● Given data
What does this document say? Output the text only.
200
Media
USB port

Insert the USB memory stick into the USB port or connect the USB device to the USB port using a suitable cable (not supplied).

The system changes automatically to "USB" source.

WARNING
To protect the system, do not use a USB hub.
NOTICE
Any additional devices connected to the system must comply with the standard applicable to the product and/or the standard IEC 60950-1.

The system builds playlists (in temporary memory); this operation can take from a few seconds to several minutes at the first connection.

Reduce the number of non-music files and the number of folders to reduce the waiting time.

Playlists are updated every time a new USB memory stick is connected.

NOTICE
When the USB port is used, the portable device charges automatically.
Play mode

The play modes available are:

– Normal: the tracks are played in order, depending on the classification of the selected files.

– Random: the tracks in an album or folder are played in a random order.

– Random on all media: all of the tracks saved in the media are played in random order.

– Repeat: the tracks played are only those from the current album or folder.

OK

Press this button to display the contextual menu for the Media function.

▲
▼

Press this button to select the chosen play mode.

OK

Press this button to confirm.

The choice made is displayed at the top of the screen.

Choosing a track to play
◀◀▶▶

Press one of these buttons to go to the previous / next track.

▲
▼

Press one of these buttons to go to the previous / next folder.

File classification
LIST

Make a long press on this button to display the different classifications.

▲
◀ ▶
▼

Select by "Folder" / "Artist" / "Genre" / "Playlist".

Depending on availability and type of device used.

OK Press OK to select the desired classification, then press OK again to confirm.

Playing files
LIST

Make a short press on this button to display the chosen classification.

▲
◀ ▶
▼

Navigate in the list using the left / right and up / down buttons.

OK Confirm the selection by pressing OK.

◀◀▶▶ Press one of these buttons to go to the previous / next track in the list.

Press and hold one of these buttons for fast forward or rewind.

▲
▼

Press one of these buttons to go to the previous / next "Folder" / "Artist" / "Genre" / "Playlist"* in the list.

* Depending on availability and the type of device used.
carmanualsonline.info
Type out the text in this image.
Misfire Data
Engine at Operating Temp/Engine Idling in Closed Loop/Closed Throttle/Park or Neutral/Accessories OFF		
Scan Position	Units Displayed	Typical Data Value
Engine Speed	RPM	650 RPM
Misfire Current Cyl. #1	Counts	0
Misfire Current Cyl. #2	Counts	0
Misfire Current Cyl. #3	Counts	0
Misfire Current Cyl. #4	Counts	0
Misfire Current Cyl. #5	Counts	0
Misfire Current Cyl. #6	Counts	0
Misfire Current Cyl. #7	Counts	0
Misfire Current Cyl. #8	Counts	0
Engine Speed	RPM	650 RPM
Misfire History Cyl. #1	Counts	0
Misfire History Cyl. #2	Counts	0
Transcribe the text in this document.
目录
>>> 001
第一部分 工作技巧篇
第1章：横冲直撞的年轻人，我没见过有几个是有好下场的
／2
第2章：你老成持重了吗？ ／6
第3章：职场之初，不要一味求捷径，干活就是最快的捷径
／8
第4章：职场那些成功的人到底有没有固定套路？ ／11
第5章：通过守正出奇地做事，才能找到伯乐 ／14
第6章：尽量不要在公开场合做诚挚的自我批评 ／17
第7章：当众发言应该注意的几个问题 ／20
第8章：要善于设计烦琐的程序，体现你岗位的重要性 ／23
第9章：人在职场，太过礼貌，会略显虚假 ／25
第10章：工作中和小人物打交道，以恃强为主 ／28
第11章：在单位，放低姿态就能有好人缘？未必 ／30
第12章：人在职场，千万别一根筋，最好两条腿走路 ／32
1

● Task goal
Every line in the data above that contains "availability" needs to be copied.

● Worked solution
Depending on availability and type of device used.
* Depending on availability and the type of device used.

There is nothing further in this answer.